Friday, April 19, 2024

Motorless sailplanes could explore Martian surface for days at a time

Eight active spacecraft, including three operated by NASA, are currently orbiting Mars, gathering imagery and other data related to the planet. But what lies in the hundreds of kilometers between the rovers and the orbiters is often of most interest to planetary scientists.

Now, a team led by the University of Arizona engineers has designed a motorless sailplane that can soar over the Martian surface for days at a time, using only wind energy for propulsion. The Mars sailplane could fill in the science-observations gap between surface rovers and orbiting spacecraft.

“You have this really important, critical piece in this planetary boundary layer, like in the first few kilometers above the ground,” said Alexandre Kling, a research scientist in NASA’s Mars Climate Modeling Center. “This is where all the exchanges between the surface and atmosphere happen. This is where the dust is picked up and sent into the atmosphere, where trace gases are mixed, and where the modulation of large-scale winds by mountain-valley flows happens. And we just don’t have very much data about it.”

The Mars sailplanes will contain a custom-designed array of flight, temperature and gas sensors as well as cameras to gather information.
The Mars sailplanes will contain a custom-designed array of flight, temperature and gas sensors as well as cameras to gather information. Credit: Emily Dieckman/College of Engineering

The Mars sailplanes would be equipped with a custom-designed array of navigation, temperature, and gas sensors, as well as a camera to gather information about the Martian atmosphere and landscape. The team’s concept plane would weigh just 11 pounds (5 kg) with a wingspan of 11 feet (3.4 meters).

It would be packaged in CubeSats, miniature satellites not much larger than a phonebook, and sent to Mars as a secondary payload on a larger mission. Once the CubeSats are launched and the planes released, the planes would either unfold like origami or inflate to their full size. The team is also considering the delivery of a sailplane into the atmosphere by way of a balloon or blimp that could act as a docking station for the plane.

Mars has a thin atmosphere, which makes flights on the planet challenge. But NASA’s Ingenuity, a 4-pound helicopter that landed in Mars’ Jezero Crater in 2021, is demonstrating that powered, controlled flight is possible there. The solar-powered vehicle can fly for only three minutes at a time, and it reaches heights of just 39 feet (12 meters).

**Problems and tasks**
a. Quote the stretch of the Mars sailplane article from "It would be" through "feet (12 meters).".
b. Extend the Mars sailplane article past its final sentence.

**Data for review**
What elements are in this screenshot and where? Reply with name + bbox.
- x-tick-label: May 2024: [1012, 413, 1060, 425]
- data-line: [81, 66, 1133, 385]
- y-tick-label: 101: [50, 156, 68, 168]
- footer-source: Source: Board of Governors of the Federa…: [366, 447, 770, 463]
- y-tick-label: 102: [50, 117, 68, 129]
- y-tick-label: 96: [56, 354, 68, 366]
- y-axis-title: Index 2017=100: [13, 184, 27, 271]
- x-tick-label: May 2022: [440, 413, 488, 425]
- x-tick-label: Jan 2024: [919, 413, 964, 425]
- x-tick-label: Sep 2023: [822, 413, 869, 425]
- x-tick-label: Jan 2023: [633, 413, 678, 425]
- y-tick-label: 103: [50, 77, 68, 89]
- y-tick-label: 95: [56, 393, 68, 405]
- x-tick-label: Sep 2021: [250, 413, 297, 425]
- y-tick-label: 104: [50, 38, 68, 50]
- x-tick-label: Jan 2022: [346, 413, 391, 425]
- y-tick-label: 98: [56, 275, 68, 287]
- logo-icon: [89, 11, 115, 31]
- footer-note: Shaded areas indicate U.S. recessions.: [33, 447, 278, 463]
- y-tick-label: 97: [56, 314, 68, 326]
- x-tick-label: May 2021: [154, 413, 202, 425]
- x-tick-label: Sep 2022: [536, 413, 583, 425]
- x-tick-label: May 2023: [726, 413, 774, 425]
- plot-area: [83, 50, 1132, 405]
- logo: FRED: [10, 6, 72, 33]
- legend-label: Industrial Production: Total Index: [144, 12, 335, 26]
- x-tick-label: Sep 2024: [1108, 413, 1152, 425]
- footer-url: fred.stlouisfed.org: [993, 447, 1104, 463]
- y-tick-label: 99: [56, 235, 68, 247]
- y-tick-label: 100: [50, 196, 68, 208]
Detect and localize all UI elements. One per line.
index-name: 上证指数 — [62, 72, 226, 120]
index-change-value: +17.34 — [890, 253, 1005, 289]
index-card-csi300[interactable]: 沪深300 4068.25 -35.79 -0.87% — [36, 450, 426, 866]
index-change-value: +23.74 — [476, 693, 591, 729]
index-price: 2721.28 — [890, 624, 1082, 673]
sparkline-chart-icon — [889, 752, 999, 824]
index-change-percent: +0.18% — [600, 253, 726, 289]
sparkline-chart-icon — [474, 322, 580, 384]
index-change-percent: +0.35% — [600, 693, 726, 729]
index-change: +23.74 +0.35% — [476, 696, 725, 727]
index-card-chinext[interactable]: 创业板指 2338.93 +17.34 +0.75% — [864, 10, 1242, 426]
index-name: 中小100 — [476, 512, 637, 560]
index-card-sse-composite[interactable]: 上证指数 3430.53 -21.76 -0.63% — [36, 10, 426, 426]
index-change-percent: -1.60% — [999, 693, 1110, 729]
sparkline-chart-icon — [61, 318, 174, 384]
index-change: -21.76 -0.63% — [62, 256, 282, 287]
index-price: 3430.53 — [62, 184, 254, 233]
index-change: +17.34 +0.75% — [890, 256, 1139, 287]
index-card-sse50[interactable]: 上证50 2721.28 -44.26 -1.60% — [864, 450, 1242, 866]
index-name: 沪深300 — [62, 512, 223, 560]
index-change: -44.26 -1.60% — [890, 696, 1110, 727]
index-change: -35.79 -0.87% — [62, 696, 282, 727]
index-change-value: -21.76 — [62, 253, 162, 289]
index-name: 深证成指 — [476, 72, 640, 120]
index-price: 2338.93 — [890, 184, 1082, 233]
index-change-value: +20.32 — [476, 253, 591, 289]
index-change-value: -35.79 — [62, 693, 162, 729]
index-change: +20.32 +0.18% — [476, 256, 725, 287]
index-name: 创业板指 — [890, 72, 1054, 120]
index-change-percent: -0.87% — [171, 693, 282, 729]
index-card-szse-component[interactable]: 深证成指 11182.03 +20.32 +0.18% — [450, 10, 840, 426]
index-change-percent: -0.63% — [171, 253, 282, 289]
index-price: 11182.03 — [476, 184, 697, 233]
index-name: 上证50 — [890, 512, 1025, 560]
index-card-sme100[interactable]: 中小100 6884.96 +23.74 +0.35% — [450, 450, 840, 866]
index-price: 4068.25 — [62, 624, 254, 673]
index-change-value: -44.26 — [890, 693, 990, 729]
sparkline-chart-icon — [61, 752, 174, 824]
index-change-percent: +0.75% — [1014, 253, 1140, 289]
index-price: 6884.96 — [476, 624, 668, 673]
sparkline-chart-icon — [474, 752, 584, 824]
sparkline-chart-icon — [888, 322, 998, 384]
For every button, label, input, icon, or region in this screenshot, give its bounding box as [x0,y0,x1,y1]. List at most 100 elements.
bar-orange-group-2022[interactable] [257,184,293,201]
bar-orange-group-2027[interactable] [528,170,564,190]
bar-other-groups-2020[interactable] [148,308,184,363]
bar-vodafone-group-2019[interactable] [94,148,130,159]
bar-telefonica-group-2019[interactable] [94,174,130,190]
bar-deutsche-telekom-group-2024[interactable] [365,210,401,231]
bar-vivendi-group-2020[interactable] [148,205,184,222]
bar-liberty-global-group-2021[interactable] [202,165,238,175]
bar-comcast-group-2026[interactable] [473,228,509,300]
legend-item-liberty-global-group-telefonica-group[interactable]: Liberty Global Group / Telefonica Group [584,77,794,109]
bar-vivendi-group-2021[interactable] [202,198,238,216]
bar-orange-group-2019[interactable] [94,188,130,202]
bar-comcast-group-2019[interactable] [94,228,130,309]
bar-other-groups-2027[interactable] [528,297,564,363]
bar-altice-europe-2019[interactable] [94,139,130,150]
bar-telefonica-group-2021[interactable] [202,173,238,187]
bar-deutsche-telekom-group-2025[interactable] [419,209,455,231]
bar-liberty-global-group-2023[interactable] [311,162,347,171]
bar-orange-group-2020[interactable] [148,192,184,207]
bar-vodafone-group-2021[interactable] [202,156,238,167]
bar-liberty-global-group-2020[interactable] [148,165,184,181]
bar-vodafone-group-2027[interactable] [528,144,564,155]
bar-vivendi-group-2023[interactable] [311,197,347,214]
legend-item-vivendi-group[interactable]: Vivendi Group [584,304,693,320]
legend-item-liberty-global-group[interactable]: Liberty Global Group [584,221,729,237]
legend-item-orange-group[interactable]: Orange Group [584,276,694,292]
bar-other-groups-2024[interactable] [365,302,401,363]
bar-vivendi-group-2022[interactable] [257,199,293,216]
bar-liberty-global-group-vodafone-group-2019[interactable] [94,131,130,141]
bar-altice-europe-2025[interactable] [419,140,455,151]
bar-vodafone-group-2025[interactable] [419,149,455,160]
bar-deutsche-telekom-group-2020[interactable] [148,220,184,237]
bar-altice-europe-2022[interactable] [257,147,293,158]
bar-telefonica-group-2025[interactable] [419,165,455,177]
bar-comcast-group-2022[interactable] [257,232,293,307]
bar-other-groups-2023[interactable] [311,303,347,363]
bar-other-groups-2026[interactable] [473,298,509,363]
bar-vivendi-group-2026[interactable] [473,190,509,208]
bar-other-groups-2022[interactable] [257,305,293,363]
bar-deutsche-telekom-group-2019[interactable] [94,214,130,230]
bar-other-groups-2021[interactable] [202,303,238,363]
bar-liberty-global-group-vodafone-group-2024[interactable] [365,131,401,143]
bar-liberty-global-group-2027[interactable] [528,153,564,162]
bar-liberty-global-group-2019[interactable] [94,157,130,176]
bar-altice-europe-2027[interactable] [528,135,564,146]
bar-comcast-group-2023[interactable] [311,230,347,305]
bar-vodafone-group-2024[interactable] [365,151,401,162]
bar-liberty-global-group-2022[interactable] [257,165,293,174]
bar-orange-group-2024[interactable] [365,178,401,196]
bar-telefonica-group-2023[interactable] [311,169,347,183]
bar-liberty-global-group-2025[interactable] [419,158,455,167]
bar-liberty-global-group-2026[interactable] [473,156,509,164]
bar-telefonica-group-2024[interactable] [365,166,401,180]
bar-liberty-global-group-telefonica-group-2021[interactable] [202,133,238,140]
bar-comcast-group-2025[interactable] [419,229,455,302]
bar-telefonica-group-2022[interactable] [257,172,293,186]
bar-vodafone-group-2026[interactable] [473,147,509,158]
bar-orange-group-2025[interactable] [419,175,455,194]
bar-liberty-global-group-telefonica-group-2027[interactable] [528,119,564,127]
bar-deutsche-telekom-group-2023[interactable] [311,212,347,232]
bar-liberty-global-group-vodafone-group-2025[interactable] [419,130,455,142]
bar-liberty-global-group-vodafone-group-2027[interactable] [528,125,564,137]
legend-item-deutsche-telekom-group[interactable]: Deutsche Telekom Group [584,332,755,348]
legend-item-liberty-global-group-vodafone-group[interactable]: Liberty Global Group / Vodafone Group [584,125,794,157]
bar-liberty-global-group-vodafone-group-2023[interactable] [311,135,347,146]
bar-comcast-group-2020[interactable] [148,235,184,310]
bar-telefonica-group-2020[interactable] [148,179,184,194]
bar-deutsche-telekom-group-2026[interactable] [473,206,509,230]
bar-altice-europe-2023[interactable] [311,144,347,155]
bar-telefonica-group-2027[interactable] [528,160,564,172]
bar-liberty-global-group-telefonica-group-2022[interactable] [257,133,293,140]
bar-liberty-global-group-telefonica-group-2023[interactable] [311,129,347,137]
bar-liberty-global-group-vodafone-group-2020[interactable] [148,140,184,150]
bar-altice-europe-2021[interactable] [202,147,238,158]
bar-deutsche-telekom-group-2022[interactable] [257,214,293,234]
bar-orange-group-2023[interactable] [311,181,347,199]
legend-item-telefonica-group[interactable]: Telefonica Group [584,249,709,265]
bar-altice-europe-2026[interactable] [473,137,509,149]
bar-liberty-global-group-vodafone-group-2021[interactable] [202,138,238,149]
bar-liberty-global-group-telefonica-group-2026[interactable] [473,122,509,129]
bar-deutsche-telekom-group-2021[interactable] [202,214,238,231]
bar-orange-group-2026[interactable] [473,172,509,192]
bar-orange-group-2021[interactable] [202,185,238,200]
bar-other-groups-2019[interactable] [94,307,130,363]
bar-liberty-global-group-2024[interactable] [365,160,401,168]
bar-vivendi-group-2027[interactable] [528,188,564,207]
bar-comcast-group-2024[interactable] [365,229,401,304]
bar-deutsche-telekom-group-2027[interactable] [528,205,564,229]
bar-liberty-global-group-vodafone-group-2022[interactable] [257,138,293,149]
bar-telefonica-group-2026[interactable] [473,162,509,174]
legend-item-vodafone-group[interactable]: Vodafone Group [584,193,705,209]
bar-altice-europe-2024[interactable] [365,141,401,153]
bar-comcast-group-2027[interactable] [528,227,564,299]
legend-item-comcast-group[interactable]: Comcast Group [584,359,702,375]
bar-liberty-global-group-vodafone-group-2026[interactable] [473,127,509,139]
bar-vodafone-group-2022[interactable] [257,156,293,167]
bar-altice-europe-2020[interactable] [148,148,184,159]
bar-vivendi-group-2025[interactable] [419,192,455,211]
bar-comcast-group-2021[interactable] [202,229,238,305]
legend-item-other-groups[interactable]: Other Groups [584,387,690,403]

**Expected responses**
a.
It would be packaged in CubeSats, miniature satellites not much larger than a phonebook, and sent to Mars as a secondary payload on a larger mission. Once the CubeSats are launched and the planes released, the planes would either unfold like origami or inflate to their full size. The team is also considering the delivery of a sailplane into the atmosphere by way of a balloon or blimp that could act as a docking station for the plane.

Mars has a thin atmosphere, which makes flights on the planet challenge. But NASA’s Ingenuity, a 4-pound helicopter that landed in Mars’ Jezero Crater in 2021, is demonstrating that powered, controlled flight is possible there. The solar-powered vehicle can fly for only three minutes at a time, and it reaches heights of just 39 feet (12 meters).

b.
The team conducted a tethered launch of an early version of the sailplane, in which it descended slowly to Earth attached to a balloon.
The team conducted a tethered launch of an early version of the sailplane, in which it descended slowly to Earth attached to a balloon. Credit: Emily Dieckman/College of Engineering

The wind-powered sailplane idea dispenses with solar panels and batteries and uses resources that are already abundant on Mars. They can also use a dynamic soaring technique, which, like an albatross on a long journey, takes advantage of how horizontal wind speed often increases with altitude.

“Dynamic soaring looks something like the S-shaped pattern skiers uses to control their descent down a mountain,” the university said. “However, every time the sailplane changes directions, it also begins changing altitude – and rather than slow the sailplane down, the maneuver helps it gain speed.” With this nimble maneuvering, the sailplane can continually harvest energy from the atmosphere, flying for hours or even days at a time. The sailplanes would be able to explore new areas by taking advantage of how wind patterns shift around geologic formations such as canyons and volcanoes.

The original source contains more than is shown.